Items:
______

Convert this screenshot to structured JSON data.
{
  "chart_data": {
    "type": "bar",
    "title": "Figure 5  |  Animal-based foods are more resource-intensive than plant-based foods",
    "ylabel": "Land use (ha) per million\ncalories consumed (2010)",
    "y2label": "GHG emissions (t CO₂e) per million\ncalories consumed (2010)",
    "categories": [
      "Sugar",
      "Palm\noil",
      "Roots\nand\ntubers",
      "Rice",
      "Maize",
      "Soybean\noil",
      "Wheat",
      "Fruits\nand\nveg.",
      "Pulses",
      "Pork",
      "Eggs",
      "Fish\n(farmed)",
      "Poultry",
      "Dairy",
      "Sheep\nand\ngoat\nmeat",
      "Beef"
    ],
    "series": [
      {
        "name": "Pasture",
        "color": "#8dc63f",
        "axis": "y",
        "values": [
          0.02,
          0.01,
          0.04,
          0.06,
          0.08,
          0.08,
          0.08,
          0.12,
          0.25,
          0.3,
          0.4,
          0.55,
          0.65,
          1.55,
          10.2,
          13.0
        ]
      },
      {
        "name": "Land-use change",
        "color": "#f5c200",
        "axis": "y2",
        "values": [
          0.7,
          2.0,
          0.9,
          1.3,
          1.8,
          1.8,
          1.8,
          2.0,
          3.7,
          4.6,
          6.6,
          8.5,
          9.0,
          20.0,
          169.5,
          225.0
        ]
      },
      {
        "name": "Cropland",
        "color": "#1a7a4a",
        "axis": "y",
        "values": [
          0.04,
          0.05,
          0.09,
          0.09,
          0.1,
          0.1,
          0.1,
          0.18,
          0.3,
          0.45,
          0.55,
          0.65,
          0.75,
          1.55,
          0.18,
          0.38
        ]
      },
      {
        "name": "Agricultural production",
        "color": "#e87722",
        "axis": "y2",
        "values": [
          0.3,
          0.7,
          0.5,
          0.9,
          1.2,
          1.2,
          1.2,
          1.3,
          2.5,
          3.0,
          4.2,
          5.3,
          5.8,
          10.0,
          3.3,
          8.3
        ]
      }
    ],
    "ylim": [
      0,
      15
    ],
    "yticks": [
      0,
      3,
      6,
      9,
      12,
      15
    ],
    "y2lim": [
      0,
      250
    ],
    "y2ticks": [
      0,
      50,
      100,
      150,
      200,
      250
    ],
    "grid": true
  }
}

______

Work to do: Above are the entries; count how many of their lines contain the word "million" and give only that number.

Output of the exercise: 2